WHAT IS REQUIRED: Copy all lines below containing "edindiği".

RECORDS TO PROCESS:
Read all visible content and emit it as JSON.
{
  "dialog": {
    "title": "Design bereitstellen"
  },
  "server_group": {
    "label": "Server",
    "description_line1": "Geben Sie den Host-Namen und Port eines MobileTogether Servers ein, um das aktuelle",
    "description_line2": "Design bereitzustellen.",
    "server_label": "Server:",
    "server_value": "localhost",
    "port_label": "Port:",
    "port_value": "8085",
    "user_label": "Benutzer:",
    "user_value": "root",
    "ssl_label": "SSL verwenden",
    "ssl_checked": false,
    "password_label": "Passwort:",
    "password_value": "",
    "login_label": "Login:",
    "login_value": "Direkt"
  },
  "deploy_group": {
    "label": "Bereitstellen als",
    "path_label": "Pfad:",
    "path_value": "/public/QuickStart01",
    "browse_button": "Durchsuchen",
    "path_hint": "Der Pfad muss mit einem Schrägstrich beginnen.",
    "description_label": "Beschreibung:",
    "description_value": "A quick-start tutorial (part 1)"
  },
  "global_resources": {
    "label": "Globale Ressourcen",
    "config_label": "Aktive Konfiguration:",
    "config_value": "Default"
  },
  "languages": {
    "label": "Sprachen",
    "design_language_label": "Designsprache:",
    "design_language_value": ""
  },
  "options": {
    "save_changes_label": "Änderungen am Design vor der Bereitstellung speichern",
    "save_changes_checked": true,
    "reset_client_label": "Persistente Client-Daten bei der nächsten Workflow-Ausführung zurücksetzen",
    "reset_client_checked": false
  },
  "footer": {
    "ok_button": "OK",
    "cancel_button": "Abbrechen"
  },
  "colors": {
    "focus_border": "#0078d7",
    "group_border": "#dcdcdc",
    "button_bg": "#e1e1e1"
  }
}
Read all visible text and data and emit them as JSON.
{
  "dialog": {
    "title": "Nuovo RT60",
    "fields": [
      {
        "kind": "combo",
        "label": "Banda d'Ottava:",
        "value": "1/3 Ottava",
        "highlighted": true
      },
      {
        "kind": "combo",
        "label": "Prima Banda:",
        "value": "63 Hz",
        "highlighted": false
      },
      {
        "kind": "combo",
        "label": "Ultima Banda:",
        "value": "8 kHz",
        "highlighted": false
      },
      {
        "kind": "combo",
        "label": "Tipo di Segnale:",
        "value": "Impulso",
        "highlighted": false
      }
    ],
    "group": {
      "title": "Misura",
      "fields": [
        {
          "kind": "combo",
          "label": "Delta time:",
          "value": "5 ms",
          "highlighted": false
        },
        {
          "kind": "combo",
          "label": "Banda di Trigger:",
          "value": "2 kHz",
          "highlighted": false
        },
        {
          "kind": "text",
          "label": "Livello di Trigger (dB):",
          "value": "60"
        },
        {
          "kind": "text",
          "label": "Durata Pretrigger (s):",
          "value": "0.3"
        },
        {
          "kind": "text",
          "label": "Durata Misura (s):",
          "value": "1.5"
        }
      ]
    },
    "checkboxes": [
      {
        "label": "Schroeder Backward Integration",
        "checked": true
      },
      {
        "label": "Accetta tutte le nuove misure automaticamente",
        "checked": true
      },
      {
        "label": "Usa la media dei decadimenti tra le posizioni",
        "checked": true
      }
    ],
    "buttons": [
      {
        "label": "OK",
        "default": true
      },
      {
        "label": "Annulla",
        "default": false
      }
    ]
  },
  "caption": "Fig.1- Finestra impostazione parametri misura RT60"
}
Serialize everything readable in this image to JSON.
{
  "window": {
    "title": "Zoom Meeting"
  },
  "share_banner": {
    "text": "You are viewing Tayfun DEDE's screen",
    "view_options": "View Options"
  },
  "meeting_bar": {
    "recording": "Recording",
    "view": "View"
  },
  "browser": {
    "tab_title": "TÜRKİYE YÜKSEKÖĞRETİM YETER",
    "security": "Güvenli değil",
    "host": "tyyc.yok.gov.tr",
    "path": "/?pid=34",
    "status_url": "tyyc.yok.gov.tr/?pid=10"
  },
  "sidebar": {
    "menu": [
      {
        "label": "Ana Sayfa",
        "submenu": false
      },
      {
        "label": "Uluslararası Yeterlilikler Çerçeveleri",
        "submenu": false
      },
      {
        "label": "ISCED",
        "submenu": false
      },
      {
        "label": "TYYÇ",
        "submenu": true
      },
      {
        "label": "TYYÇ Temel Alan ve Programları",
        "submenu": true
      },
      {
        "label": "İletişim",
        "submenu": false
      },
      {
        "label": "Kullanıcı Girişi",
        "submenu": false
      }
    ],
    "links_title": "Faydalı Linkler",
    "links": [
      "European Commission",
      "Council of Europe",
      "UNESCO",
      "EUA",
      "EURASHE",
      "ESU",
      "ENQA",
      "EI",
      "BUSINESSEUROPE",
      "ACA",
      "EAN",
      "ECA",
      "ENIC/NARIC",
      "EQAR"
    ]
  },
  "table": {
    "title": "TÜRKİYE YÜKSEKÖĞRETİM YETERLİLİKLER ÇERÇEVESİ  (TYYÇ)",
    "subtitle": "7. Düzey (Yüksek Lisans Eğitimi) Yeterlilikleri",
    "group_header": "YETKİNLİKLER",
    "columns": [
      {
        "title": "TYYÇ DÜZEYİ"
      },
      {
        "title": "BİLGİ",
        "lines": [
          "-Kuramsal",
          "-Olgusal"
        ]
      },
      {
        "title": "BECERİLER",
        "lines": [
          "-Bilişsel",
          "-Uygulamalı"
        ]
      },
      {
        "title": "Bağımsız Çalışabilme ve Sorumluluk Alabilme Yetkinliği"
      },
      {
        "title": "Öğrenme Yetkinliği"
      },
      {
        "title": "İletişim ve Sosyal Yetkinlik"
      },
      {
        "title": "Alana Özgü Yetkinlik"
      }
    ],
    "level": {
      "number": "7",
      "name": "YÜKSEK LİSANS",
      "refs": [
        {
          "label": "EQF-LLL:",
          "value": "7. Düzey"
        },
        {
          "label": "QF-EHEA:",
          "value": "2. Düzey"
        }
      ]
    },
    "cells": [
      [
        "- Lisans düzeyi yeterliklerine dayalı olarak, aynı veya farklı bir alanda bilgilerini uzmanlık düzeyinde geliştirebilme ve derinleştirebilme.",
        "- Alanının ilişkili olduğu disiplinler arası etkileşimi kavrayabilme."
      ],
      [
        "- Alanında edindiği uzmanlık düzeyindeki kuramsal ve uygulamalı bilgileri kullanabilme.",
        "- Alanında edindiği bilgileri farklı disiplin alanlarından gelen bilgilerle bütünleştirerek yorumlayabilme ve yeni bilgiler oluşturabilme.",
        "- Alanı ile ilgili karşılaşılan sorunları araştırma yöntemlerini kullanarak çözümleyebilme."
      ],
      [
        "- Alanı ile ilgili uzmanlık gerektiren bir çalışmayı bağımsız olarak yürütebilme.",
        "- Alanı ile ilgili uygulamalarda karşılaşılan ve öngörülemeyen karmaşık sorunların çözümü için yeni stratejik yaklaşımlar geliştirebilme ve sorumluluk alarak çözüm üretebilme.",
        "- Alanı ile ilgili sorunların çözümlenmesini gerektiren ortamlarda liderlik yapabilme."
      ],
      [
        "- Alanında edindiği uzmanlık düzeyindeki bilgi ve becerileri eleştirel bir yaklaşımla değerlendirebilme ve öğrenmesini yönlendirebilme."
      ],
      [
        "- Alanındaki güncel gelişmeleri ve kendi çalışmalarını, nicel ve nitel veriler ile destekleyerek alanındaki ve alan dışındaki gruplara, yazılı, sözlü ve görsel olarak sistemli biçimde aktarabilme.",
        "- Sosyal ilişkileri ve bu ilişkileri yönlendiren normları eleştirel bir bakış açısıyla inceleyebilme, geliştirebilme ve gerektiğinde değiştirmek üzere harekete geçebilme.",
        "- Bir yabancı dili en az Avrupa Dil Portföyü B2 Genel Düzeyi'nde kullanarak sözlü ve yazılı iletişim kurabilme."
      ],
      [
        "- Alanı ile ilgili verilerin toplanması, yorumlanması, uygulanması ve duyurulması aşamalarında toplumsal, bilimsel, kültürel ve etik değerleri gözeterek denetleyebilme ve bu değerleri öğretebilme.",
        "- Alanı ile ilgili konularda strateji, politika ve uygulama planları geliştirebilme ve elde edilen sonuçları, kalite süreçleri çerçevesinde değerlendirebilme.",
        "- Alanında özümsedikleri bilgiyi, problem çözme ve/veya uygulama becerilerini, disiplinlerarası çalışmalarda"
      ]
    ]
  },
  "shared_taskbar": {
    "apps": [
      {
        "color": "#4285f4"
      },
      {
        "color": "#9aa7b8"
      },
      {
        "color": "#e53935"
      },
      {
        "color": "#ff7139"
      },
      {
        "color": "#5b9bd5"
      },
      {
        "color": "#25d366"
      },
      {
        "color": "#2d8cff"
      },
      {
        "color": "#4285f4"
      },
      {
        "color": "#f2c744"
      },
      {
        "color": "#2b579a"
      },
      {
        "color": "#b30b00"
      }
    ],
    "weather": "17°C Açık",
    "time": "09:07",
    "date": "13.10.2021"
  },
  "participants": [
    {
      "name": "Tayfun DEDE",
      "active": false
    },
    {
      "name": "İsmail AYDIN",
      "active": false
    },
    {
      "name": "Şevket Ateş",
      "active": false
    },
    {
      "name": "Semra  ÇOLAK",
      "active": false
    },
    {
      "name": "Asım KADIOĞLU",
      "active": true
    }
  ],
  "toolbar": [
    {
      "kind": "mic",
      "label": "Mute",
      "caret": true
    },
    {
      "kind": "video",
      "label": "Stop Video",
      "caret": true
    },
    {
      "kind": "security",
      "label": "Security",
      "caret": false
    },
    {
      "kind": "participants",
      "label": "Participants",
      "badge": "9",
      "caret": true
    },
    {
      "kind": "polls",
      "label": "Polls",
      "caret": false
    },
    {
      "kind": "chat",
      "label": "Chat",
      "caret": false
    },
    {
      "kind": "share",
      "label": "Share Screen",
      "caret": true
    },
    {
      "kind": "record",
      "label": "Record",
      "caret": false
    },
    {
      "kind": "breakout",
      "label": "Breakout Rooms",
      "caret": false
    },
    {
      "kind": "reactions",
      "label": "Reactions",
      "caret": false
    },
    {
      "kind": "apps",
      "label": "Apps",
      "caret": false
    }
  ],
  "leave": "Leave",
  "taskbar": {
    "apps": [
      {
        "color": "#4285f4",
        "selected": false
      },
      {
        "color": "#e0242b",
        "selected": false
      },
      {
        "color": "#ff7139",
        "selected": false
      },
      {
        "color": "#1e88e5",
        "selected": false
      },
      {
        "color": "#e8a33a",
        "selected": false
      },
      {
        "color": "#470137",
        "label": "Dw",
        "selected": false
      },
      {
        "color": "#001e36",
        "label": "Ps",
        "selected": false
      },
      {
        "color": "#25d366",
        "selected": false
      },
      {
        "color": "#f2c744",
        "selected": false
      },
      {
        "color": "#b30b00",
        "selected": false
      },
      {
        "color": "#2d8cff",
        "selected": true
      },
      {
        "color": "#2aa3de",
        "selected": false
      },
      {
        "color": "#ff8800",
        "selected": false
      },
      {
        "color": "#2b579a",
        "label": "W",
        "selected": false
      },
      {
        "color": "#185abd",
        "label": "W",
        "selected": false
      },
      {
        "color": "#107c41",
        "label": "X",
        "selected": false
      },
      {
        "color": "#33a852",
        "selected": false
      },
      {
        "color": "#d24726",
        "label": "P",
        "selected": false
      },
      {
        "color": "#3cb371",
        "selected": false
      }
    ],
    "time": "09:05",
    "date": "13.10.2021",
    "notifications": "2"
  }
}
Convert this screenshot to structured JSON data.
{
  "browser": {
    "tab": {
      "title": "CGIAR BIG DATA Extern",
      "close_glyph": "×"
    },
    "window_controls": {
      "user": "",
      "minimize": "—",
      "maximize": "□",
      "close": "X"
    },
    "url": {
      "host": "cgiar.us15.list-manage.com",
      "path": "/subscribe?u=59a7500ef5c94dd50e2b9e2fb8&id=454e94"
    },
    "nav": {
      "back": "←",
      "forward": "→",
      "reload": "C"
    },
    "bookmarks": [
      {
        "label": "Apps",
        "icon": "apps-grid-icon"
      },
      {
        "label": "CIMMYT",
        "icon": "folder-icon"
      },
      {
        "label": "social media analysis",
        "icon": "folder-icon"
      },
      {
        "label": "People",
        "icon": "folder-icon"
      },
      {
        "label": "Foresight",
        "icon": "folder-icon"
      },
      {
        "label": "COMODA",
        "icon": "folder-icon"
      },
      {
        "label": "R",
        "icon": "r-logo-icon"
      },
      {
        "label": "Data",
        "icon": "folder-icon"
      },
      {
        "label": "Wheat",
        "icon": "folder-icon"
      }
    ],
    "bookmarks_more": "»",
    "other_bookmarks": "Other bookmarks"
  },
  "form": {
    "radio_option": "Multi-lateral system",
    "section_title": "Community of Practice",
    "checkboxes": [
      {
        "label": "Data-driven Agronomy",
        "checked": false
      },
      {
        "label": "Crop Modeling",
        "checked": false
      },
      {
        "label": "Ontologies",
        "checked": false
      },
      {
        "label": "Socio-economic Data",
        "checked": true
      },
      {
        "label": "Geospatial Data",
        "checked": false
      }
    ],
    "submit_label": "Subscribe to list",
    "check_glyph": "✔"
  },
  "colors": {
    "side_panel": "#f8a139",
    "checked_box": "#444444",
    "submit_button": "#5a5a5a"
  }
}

RESULT OF THIS EXERCISE:
        "- Alanında edindiği uzmanlık düzeyindeki kuramsal ve uygulamalı bilgileri kullanabilme.",
        "- Alanında edindiği bilgileri farklı disiplin alanlarından gelen bilgilerle bütünleştirerek yorumlayabilme ve yeni bilgiler oluşturabilme.",
        "- Alanında edindiği uzmanlık düzeyindeki bilgi ve becerileri eleştirel bir yaklaşımla değerlendirebilme ve öğrenmesini yönlendirebilme."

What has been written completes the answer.